Stated exercise :: Set down the full listing exactly as given. Any pictures are to be left out.

Recorded data ::
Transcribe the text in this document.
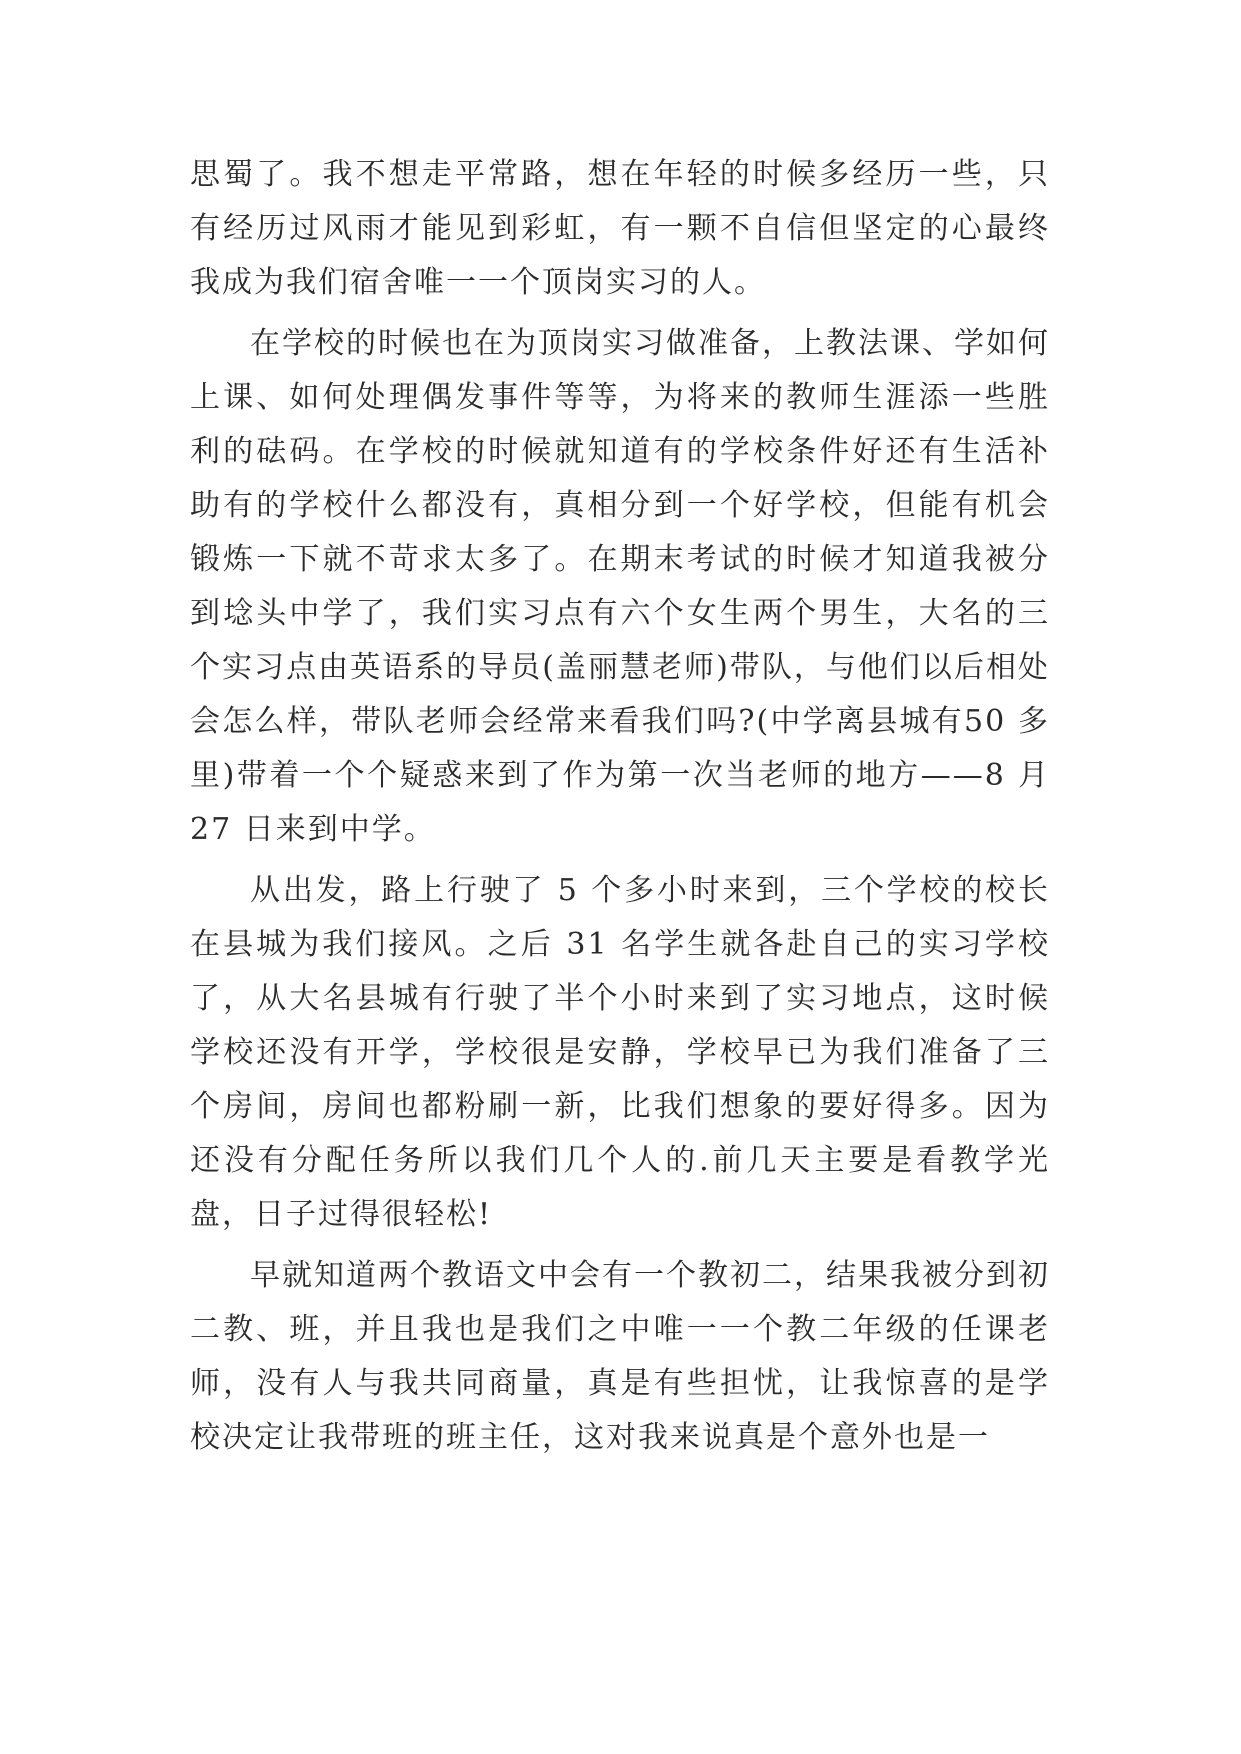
思蜀了。我不想走平常路，想在年轻的时候多经历一些，只有经历过风雨才能见到彩虹，有一颗不自信但坚定的心最终我成为我们宿舍唯一一个顶岗实习的人。

在学校的时候也在为顶岗实习做准备，上教法课、学如何上课、如何处理偶发事件等等，为将来的教师生涯添一些胜利的砝码。在学校的时候就知道有的学校条件好还有生活补助有的学校什么都没有，真相分到一个好学校，但能有机会锻炼一下就不苛求太多了。在期末考试的时候才知道我被分到埝头中学了，我们实习点有六个女生两个男生，大名的三个实习点由英语系的导员(盖丽慧老师)带队，与他们以后相处会怎么样，带队老师会经常来看我们吗?(中学离县城有50 多里)带着一个个疑惑来到了作为第一次当老师的地方——8 月 27 日来到中学。

从出发，路上行驶了 5 个多小时来到，三个学校的校长在县城为我们接风。之后 31 名学生就各赴自己的实习学校了，从大名县城有行驶了半个小时来到了实习地点，这时候学校还没有开学，学校很是安静，学校早已为我们准备了三个房间，房间也都粉刷一新，比我们想象的要好得多。因为还没有分配任务所以我们几个人的.前几天主要是看教学光盘，日子过得很轻松!

早就知道两个教语文中会有一个教初二，结果我被分到初二教、班，并且我也是我们之中唯一一个教二年级的任课老师，没有人与我共同商量，真是有些担忧，让我惊喜的是学校决定让我带班的班主任，这对我来说真是个意外也是一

Problem solution ::
Transcribe the text in this document.
思蜀了。我不想走平常路，想在年轻的时候多经历一些，只有经历过风雨才能见到彩虹，有一颗不自信但坚定的心最终我成为我们宿舍唯一一个顶岗实习的人。

在学校的时候也在为顶岗实习做准备，上教法课、学如何上课、如何处理偶发事件等等，为将来的教师生涯添一些胜利的砝码。在学校的时候就知道有的学校条件好还有生活补助有的学校什么都没有，真相分到一个好学校，但能有机会锻炼一下就不苛求太多了。在期末考试的时候才知道我被分到埝头中学了，我们实习点有六个女生两个男生，大名的三个实习点由英语系的导员(盖丽慧老师)带队，与他们以后相处会怎么样，带队老师会经常来看我们吗?(中学离县城有50 多里)带着一个个疑惑来到了作为第一次当老师的地方——8 月 27 日来到中学。

从出发，路上行驶了 5 个多小时来到，三个学校的校长在县城为我们接风。之后 31 名学生就各赴自己的实习学校了，从大名县城有行驶了半个小时来到了实习地点，这时候学校还没有开学，学校很是安静，学校早已为我们准备了三个房间，房间也都粉刷一新，比我们想象的要好得多。因为还没有分配任务所以我们几个人的.前几天主要是看教学光盘，日子过得很轻松!

早就知道两个教语文中会有一个教初二，结果我被分到初二教、班，并且我也是我们之中唯一一个教二年级的任课老师，没有人与我共同商量，真是有些担忧，让我惊喜的是学校决定让我带班的班主任，这对我来说真是个意外也是一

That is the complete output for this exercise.